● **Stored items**
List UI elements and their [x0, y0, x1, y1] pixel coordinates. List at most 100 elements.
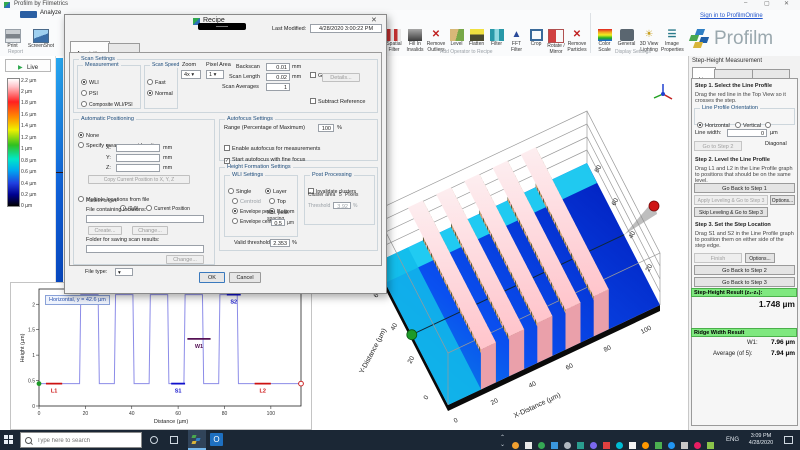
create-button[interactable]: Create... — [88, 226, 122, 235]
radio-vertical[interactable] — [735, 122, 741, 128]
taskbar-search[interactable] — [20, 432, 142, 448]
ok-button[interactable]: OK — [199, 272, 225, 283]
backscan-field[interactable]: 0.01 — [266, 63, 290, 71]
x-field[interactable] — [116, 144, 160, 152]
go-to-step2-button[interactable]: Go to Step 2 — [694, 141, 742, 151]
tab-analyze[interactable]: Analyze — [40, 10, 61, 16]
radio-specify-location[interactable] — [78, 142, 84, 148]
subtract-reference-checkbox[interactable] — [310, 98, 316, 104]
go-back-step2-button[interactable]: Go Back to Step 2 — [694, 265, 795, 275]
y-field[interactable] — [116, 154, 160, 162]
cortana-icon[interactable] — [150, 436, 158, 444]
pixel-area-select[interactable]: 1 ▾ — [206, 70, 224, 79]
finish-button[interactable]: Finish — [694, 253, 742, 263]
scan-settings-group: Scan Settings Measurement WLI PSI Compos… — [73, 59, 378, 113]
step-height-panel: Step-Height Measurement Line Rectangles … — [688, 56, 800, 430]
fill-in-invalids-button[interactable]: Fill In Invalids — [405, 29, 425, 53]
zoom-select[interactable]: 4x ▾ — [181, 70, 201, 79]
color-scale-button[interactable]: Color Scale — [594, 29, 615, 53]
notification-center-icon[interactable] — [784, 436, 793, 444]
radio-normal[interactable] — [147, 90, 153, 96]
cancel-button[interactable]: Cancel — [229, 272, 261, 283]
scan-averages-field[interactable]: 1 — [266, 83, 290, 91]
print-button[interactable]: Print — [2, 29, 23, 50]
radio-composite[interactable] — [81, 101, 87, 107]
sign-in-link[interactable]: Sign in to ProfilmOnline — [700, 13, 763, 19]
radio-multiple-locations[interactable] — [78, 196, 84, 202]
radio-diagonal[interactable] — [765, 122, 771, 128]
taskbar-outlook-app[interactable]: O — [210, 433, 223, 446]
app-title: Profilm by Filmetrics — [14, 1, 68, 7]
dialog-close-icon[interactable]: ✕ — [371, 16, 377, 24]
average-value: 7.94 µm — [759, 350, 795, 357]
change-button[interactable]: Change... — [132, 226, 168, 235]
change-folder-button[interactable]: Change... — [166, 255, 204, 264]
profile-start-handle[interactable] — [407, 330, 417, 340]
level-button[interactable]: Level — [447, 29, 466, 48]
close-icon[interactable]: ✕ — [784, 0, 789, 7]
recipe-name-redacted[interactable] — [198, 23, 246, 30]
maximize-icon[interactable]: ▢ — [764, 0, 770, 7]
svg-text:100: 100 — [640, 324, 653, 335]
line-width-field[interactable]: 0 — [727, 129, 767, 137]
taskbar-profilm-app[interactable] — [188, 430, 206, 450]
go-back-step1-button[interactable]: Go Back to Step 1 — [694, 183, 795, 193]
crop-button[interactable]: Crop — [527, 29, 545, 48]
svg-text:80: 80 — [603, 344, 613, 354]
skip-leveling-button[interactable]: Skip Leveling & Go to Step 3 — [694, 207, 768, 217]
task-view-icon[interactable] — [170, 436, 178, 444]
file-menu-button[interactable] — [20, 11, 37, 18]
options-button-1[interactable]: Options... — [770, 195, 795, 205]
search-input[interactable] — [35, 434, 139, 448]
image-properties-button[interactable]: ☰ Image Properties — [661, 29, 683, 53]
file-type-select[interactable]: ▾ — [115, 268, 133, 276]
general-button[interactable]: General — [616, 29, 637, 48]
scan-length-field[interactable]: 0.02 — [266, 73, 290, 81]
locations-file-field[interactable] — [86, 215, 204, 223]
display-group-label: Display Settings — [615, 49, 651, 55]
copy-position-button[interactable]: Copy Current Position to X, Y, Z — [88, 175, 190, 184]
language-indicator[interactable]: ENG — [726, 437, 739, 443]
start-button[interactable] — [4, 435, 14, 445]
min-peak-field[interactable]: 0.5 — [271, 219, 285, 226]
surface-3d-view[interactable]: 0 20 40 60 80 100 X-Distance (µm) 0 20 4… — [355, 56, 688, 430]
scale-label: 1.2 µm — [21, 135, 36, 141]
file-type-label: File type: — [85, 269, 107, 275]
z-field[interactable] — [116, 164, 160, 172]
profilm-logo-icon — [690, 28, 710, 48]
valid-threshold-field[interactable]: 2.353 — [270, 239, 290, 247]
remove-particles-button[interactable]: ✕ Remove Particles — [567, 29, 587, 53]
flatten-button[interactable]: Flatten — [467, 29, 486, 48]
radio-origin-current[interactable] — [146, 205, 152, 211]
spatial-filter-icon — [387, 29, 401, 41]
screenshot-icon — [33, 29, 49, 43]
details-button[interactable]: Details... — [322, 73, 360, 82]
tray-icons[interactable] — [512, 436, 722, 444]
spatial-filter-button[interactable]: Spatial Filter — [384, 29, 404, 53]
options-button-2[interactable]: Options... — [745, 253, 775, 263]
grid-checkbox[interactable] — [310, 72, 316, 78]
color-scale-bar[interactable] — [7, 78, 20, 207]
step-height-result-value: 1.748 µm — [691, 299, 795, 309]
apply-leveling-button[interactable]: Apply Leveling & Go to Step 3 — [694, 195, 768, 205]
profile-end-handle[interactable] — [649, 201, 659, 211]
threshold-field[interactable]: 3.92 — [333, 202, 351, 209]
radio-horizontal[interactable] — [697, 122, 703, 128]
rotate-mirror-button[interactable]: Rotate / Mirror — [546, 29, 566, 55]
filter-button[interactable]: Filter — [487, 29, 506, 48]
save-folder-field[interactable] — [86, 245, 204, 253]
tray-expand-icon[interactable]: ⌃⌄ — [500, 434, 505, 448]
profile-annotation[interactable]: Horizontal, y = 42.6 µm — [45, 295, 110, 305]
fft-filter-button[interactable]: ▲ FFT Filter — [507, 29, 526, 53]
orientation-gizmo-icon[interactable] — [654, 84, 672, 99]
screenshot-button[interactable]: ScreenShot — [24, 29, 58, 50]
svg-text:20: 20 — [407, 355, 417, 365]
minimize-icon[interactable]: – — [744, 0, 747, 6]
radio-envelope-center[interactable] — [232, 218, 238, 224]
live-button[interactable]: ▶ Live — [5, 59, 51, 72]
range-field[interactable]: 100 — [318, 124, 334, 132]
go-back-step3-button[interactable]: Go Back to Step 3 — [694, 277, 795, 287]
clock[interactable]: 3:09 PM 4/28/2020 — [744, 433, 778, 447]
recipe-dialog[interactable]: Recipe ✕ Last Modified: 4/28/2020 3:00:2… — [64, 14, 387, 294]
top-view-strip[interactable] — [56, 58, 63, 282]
---
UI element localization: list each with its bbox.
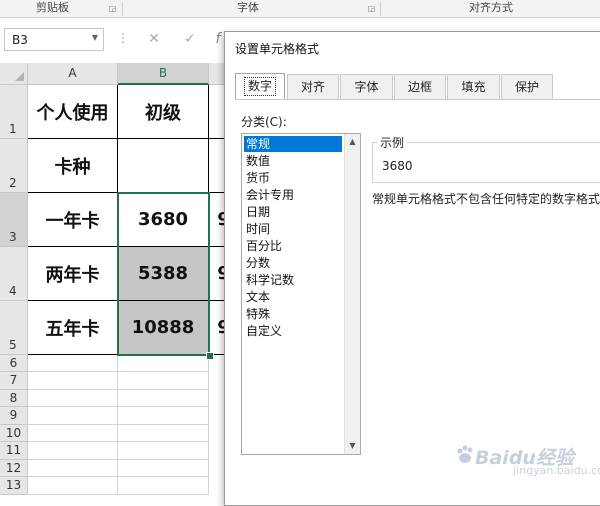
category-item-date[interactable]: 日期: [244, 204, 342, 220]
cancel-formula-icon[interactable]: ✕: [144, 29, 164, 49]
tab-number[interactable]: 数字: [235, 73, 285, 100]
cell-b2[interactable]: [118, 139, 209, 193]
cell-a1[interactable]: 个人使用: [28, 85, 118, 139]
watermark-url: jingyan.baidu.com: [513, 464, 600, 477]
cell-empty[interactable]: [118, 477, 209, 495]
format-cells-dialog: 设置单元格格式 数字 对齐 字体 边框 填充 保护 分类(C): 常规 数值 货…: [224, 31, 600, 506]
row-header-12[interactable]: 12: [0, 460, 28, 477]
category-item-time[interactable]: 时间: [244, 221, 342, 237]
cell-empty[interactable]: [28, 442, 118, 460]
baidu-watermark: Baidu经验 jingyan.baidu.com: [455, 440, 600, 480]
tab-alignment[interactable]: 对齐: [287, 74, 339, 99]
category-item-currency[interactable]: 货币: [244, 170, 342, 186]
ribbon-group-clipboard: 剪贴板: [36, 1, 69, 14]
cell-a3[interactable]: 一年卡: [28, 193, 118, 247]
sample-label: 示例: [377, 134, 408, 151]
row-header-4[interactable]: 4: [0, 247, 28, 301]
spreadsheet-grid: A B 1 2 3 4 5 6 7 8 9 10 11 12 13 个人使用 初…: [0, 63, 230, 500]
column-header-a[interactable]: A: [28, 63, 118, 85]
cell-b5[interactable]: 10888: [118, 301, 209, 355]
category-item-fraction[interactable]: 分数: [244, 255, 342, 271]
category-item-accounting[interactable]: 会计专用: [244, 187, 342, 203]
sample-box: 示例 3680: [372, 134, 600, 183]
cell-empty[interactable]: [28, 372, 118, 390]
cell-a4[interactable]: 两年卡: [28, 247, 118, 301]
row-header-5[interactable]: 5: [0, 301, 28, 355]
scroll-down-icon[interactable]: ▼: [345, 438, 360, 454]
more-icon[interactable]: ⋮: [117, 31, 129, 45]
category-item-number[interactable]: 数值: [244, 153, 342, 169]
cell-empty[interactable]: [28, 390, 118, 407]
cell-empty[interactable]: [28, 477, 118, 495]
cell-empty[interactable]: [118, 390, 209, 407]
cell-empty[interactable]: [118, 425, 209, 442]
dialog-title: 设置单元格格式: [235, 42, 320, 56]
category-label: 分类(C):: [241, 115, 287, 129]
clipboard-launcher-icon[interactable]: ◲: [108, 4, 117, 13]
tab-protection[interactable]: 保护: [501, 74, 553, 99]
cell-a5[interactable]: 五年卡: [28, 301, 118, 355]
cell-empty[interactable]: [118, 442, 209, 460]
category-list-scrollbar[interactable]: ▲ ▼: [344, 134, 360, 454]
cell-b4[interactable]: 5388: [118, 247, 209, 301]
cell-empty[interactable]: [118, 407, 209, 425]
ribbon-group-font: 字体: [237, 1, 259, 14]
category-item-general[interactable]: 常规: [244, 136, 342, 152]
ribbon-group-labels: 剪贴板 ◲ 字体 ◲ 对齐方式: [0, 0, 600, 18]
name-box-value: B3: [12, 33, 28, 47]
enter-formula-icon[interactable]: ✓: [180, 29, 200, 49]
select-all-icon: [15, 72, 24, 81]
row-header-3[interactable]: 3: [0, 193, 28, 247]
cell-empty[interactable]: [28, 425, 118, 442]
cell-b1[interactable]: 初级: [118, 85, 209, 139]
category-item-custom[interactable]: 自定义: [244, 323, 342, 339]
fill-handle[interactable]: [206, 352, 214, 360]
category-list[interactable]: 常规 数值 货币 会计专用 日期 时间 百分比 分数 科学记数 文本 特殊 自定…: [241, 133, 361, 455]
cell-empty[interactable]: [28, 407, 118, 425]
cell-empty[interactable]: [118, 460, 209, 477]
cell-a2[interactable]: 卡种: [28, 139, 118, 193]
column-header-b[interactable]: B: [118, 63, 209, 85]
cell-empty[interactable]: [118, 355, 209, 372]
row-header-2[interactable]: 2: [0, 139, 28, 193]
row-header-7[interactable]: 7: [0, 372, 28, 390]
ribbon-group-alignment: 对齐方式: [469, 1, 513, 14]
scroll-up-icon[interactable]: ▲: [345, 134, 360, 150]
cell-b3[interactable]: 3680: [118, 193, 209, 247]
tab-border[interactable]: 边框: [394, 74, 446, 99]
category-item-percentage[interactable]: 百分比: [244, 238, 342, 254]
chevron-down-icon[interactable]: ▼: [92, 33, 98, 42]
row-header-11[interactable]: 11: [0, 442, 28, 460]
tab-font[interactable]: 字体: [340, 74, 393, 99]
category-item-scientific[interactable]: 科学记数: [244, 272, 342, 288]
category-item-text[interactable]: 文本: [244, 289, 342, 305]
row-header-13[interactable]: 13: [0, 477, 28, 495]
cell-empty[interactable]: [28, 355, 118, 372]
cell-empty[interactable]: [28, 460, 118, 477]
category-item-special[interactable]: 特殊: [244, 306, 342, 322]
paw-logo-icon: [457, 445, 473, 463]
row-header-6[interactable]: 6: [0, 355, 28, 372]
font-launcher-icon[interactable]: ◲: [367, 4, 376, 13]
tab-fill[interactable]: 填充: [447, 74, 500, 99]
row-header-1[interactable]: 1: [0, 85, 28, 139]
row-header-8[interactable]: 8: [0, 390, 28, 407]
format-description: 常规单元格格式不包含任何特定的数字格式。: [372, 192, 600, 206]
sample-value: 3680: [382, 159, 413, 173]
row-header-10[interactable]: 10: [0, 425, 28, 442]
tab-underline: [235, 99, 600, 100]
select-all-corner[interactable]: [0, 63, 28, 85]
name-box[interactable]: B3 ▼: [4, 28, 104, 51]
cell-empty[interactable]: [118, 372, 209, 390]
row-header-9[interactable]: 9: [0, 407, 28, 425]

● **TASK BRIEF**
Please rewrite the lines between the one holding "create-button[interactable]: Create... —" and the one holding "backscan-field[interactable]: 0.01 —", inclusive, changing each "interactable" to "clickable" and leaving everything else the same.

● **RESPONSE TO THIS EXERCISE**
create-button[clickable]: Create... — [88, 226, 122, 235]
radio-vertical[clickable] — [735, 122, 741, 128]
taskbar-search[clickable] — [20, 432, 142, 448]
ok-button[clickable]: OK — [199, 272, 225, 283]
backscan-field[clickable]: 0.01 — [266, 63, 290, 71]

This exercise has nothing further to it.